Challenge ▸ Give back, word for word, every line from the first of the rows through the line containing "menu-item-label: About Us [151,1339,341,1391]", with both ends included.

[Dataset rows]
**********
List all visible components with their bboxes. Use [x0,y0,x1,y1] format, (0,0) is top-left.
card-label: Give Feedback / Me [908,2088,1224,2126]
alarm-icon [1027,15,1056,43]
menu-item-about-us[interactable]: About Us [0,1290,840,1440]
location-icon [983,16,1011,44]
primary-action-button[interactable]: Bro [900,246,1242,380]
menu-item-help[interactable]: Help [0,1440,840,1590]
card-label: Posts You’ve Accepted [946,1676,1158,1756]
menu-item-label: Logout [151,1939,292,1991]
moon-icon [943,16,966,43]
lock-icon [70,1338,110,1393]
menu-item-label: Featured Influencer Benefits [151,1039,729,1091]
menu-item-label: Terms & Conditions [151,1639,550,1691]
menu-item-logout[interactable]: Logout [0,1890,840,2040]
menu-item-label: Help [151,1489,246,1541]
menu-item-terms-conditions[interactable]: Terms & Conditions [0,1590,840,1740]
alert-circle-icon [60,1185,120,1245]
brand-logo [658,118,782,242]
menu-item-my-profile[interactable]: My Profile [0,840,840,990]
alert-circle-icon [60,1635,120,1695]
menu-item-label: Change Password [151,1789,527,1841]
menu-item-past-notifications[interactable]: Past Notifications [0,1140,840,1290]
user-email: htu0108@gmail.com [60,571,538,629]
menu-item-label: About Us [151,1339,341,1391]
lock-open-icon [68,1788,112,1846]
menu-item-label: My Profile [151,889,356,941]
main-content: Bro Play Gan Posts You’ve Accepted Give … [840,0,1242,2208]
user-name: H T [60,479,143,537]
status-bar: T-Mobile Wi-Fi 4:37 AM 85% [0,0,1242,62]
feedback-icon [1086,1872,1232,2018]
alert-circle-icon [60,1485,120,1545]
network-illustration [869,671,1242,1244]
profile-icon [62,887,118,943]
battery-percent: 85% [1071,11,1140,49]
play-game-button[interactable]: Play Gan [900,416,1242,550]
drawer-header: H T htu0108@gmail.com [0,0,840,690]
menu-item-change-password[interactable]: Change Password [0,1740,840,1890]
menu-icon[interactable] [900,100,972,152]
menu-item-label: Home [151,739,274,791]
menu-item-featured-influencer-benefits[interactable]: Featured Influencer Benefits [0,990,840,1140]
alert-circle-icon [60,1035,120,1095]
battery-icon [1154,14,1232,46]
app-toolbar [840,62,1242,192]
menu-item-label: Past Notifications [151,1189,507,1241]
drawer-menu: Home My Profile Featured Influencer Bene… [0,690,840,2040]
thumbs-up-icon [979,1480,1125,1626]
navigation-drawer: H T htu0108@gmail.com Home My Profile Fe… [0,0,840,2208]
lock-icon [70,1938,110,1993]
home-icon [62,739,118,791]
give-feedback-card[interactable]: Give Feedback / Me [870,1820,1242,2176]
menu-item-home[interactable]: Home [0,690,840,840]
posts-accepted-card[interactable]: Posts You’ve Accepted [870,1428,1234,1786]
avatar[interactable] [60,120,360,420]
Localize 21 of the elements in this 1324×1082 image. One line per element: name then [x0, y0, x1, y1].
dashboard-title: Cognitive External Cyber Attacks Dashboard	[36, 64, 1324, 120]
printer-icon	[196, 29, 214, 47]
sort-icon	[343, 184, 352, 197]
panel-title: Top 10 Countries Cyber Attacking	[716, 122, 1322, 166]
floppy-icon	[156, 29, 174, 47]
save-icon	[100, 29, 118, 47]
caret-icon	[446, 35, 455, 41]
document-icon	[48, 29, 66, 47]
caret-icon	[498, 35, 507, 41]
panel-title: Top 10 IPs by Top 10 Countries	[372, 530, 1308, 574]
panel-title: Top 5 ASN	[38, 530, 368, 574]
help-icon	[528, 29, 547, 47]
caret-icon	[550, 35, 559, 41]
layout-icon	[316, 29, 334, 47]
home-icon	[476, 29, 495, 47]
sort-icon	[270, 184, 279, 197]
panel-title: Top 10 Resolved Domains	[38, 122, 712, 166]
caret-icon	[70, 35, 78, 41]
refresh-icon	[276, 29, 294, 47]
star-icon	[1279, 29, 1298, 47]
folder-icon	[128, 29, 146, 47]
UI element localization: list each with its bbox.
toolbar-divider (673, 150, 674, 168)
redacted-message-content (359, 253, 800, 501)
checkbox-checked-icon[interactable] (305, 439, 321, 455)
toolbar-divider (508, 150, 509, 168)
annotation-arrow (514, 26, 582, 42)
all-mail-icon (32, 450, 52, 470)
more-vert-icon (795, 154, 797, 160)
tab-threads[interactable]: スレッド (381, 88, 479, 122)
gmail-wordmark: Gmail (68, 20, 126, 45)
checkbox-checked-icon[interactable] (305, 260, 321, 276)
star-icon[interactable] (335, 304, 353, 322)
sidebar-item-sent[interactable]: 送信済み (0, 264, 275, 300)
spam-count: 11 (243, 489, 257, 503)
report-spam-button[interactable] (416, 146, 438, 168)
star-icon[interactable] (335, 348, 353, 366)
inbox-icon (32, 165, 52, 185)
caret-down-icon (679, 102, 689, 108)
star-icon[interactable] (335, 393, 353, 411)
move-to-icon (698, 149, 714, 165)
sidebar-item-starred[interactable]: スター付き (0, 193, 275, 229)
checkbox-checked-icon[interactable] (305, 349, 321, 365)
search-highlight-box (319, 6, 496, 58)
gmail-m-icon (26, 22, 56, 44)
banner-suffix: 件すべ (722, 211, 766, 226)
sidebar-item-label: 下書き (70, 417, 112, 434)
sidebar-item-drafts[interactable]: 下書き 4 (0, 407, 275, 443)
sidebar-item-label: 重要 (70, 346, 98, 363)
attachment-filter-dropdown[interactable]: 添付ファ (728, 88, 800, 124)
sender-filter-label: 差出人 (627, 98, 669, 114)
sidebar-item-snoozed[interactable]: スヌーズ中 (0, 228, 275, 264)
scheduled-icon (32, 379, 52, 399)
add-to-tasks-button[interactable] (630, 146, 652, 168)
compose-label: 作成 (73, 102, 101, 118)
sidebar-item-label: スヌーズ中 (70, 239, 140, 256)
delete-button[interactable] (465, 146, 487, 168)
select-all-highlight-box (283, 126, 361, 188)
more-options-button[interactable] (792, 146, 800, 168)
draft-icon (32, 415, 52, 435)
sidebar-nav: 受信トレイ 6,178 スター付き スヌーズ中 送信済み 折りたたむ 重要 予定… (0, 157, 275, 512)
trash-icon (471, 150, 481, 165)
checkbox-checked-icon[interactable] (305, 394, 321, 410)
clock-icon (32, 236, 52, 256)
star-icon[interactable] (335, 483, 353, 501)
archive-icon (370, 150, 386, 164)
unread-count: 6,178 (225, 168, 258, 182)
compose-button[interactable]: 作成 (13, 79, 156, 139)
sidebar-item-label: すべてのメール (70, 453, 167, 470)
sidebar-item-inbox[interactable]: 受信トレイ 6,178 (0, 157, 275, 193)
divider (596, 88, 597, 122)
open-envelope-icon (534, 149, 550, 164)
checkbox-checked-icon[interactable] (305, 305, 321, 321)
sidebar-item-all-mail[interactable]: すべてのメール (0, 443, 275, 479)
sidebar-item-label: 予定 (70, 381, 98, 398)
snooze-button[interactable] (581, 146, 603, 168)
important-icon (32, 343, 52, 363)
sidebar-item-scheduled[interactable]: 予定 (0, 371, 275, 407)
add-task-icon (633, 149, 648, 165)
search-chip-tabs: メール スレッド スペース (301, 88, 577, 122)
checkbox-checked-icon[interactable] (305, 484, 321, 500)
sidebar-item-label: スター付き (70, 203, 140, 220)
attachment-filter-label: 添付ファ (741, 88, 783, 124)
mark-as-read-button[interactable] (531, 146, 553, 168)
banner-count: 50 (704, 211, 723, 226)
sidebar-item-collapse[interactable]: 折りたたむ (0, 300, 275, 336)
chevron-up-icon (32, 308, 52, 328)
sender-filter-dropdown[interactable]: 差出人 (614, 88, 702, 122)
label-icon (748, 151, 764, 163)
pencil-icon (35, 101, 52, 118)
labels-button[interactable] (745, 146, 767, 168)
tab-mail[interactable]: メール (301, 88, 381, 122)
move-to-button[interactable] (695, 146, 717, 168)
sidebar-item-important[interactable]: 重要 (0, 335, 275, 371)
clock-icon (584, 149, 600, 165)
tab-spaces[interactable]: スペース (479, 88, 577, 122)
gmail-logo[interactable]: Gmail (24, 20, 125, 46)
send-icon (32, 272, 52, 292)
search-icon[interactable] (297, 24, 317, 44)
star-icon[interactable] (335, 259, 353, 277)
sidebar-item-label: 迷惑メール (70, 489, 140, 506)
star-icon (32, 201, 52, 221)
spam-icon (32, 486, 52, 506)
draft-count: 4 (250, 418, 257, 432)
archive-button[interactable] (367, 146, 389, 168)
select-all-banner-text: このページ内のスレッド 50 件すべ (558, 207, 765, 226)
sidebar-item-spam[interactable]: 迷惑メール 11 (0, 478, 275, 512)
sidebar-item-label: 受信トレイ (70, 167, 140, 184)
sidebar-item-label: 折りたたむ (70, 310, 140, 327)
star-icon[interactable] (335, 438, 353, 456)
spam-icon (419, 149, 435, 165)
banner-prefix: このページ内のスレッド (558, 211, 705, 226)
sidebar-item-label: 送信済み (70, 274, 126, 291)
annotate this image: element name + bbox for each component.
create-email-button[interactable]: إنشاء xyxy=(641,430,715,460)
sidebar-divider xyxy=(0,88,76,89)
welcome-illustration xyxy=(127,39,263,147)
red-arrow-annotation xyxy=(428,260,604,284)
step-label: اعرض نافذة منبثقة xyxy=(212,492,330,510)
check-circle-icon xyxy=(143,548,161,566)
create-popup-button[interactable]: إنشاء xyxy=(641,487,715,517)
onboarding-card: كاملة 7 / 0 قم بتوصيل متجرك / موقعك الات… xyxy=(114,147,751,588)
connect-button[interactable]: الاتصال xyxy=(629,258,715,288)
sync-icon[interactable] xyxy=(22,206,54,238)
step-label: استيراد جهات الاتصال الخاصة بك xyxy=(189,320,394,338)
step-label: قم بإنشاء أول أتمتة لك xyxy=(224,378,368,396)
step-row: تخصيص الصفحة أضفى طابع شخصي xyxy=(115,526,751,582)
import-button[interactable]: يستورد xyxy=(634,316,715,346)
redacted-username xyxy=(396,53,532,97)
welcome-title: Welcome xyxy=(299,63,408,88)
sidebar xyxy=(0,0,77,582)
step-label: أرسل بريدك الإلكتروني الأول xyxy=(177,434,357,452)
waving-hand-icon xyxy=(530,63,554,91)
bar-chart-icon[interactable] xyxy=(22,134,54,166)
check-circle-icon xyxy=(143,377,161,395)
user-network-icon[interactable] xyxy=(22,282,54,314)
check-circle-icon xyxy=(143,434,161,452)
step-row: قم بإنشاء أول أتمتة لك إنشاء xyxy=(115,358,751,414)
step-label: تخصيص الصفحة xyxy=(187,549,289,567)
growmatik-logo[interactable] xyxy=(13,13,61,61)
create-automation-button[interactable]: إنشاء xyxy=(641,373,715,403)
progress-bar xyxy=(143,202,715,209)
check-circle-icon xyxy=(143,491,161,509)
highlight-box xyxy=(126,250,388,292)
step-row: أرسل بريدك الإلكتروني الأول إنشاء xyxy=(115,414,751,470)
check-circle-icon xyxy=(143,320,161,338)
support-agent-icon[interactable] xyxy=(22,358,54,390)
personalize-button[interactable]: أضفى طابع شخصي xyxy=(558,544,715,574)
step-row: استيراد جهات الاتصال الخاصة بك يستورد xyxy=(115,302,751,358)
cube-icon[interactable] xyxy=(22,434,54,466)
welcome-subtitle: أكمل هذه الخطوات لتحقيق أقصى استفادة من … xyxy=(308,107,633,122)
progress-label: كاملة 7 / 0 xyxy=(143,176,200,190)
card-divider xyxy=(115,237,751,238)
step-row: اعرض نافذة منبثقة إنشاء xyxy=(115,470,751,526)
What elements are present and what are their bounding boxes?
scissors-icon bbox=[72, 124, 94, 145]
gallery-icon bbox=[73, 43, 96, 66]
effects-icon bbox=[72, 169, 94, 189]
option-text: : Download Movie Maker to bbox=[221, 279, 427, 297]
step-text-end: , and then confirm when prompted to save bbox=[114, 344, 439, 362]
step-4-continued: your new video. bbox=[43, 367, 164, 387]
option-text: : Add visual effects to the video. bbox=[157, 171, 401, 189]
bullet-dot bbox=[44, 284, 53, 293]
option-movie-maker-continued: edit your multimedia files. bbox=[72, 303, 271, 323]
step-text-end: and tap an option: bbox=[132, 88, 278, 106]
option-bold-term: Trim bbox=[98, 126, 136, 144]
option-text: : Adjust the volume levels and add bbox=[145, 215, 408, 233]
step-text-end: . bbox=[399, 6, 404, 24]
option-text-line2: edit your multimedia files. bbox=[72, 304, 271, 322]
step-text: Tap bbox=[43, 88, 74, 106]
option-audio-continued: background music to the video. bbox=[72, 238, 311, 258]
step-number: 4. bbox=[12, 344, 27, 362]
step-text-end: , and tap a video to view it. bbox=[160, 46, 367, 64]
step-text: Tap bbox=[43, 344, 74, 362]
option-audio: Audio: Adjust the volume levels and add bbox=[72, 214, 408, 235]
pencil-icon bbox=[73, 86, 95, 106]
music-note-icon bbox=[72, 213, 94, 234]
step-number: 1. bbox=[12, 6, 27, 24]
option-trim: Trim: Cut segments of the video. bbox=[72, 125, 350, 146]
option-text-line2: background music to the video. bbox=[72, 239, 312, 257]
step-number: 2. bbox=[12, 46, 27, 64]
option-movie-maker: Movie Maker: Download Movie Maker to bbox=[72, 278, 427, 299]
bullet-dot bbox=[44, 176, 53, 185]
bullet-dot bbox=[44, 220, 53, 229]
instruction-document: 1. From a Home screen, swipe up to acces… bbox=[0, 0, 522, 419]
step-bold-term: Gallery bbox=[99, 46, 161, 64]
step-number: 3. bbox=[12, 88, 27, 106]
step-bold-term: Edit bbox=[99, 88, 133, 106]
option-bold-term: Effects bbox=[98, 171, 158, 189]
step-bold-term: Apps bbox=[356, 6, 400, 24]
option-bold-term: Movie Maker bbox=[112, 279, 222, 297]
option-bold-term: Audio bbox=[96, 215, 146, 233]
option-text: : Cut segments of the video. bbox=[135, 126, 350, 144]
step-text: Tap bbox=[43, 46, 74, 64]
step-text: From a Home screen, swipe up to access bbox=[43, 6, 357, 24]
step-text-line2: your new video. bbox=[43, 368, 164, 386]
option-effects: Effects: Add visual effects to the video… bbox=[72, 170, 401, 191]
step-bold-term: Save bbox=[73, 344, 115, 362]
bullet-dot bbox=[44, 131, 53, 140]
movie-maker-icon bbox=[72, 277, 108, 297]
**********
Response ▸
List all visible components with their bboxes. Use [x0,y0,x1,y1] format, (0,0) is top-left.
card-label: Give Feedback / Me [908,2088,1224,2126]
alarm-icon [1027,15,1056,43]
menu-item-about-us[interactable]: About Us [0,1290,840,1440]
location-icon [983,16,1011,44]
primary-action-button[interactable]: Bro [900,246,1242,380]
menu-item-help[interactable]: Help [0,1440,840,1590]
card-label: Posts You’ve Accepted [946,1676,1158,1756]
menu-item-label: Logout [151,1939,292,1991]
moon-icon [943,16,966,43]
lock-icon [70,1338,110,1393]
menu-item-label: Featured Influencer Benefits [151,1039,729,1091]
menu-item-label: Terms & Conditions [151,1639,550,1691]
menu-item-logout[interactable]: Logout [0,1890,840,2040]
menu-item-label: Help [151,1489,246,1541]
menu-item-terms-conditions[interactable]: Terms & Conditions [0,1590,840,1740]
alert-circle-icon [60,1185,120,1245]
brand-logo [658,118,782,242]
menu-item-my-profile[interactable]: My Profile [0,840,840,990]
alert-circle-icon [60,1635,120,1695]
menu-item-label: Change Password [151,1789,527,1841]
menu-item-past-notifications[interactable]: Past Notifications [0,1140,840,1290]
user-email: htu0108@gmail.com [60,571,538,629]
menu-item-label: About Us [151,1339,341,1391]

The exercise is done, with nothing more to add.